— Task inputs —
***

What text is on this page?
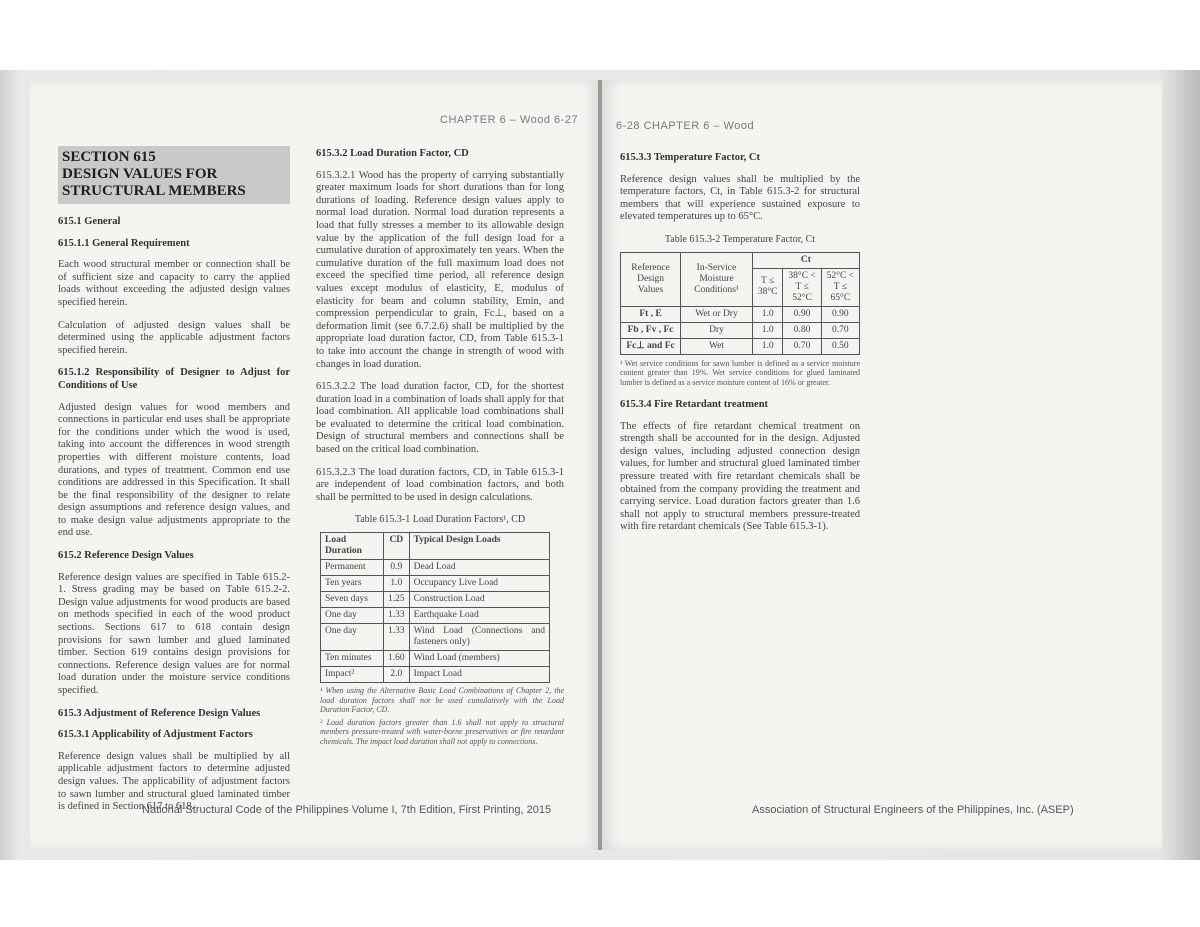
CHAPTER 6 – Wood 6-27
SECTION 615
DESIGN VALUES FOR
STRUCTURAL MEMBERS
615.1 General
615.1.1 General Requirement

Each wood structural member or connection shall be of sufficient size and capacity to carry the applied loads without exceeding the adjusted design values specified herein.

Calculation of adjusted design values shall be determined using the applicable adjustment factors specified herein.

615.1.2 Responsibility of Designer to Adjust for Conditions of Use

Adjusted design values for wood members and connections in particular end uses shall be appropriate for the conditions under which the wood is used, taking into account the differences in wood strength properties with different moisture contents, load durations, and types of treatment. Common end use conditions are addressed in this Specification. It shall be the final responsibility of the designer to relate design assumptions and reference design values, and to make design value adjustments appropriate to the end use.

615.2 Reference Design Values

Reference design values are specified in Table 615.2-1. Stress grading may be based on Table 615.2-2. Design value adjustments for wood products are based on methods specified in each of the wood product sections. Sections 617 to 618 contain design provisions for sawn lumber and glued laminated timber. Section 619 contains design provisions for connections. Reference design values are for normal load duration under the moisture service conditions specified.

615.3 Adjustment of Reference Design Values
615.3.1 Applicability of Adjustment Factors

Reference design values shall be multiplied by all applicable adjustment factors to determine adjusted design values. The applicability of adjustment factors to sawn lumber and structural glued laminated timber is defined in Section 617 to 618.

615.3.2 Load Duration Factor, CD

615.3.2.1 Wood has the property of carrying substantially greater maximum loads for short durations than for long durations of loading. Reference design values apply to normal load duration. Normal load duration represents a load that fully stresses a member to its allowable design value by the application of the full design load for a cumulative duration of approximately ten years. When the cumulative duration of the full maximum load does not exceed the specified time period, all reference design values except modulus of elasticity, E, modulus of elasticity for beam and column stability, Emin, and compression perpendicular to grain, Fc⊥, based on a deformation limit (see 6.7.2.6) shall be multiplied by the appropriate load duration factor, CD, from Table 615.3-1 to take into account the change in strength of wood with changes in load duration.

615.3.2.2 The load duration factor, CD, for the shortest duration load in a combination of loads shall apply for that load combination. All applicable load combinations shall be evaluated to determine the critical load combination. Design of structural members and connections shall be based on the critical load combination.

615.3.2.3 The load duration factors, CD, in Table 615.3-1 are independent of load combination factors, and both shall be permitted to be used in design calculations.

Table 615.3-1 Load Duration Factors¹, CD
Load Duration	CD	Typical Design Loads
Permanent	0.9	Dead Load
Ten years	1.0	Occupancy Live Load
Seven days	1.25	Construction Load
One day	1.33	Earthquake Load
One day	1.33	Wind Load (Connections and fasteners only)
Ten minutes	1.60	Wind Load (members)
Impact²	2.0	Impact Load
¹ When using the Alternative Basic Load Combinations of Chapter 2, the load duration factors shall not be used cumulatively with the Load Duration Factor, CD.
² Load duration factors greater than 1.6 shall not apply to structural members pressure-treated with water-borne preservatives or fire retardant chemicals. The impact load duration shall not apply to connections.
National Structural Code of the Philippines Volume I, 7th Edition, First Printing, 2015
6-28 CHAPTER 6 – Wood
615.3.3 Temperature Factor, Ct

Reference design values shall be multiplied by the temperature factors, Ct, in Table 615.3-2 for structural members that will experience sustained exposure to elevated temperatures up to 65°C.

Table 615.3-2 Temperature Factor, Ct
Reference Design Values	In-Service Moisture Conditions¹	Ct		
		T ≤ 38°C	38°C < T ≤ 52°C	52°C < T ≤ 65°C
Ft , E	Wet or Dry	1.0	0.90	0.90
Fb , Fv , Fc	Dry	1.0	0.80	0.70
Fc⊥ and Fc	Wet	1.0	0.70	0.50
¹ Wet service conditions for sawn lumber is defined as a service moisture content greater than 19%. Wet service conditions for glued laminated lumber is defined as a service moisture content of 16% or greater.
615.3.4 Fire Retardant treatment

The effects of fire retardant chemical treatment on strength shall be accounted for in the design. Adjusted design values, including adjusted connection design values, for lumber and structural glued laminated timber pressure treated with fire retardant chemicals shall be obtained from the company providing the treatment and carrying service. Load duration factors greater than 1.6 shall not apply to structural members pressure-treated with fire retardant chemicals (See Table 615.3-1).

Association of Structural Engineers of the Philippines, Inc. (ASEP)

***

— Given instruction —
From the entries above, copy each line holding "sawn".

— Response —
Reference design values are specified in Table 615.2-1. Stress grading may be based on Table 615.2-2. Design value adjustments for wood products are based on methods specified in each of the wood product sections. Sections 617 to 618 contain design provisions for sawn lumber and glued laminated timber. Section 619 contains design provisions for connections. Reference design values are for normal load duration under the moisture service conditions specified.
Reference design values shall be multiplied by all applicable adjustment factors to determine adjusted design values. The applicability of adjustment factors to sawn lumber and structural glued laminated timber is defined in Section 617 to 618.
¹ Wet service conditions for sawn lumber is defined as a service moisture content greater than 19%. Wet service conditions for glued laminated lumber is defined as a service moisture content of 16% or greater.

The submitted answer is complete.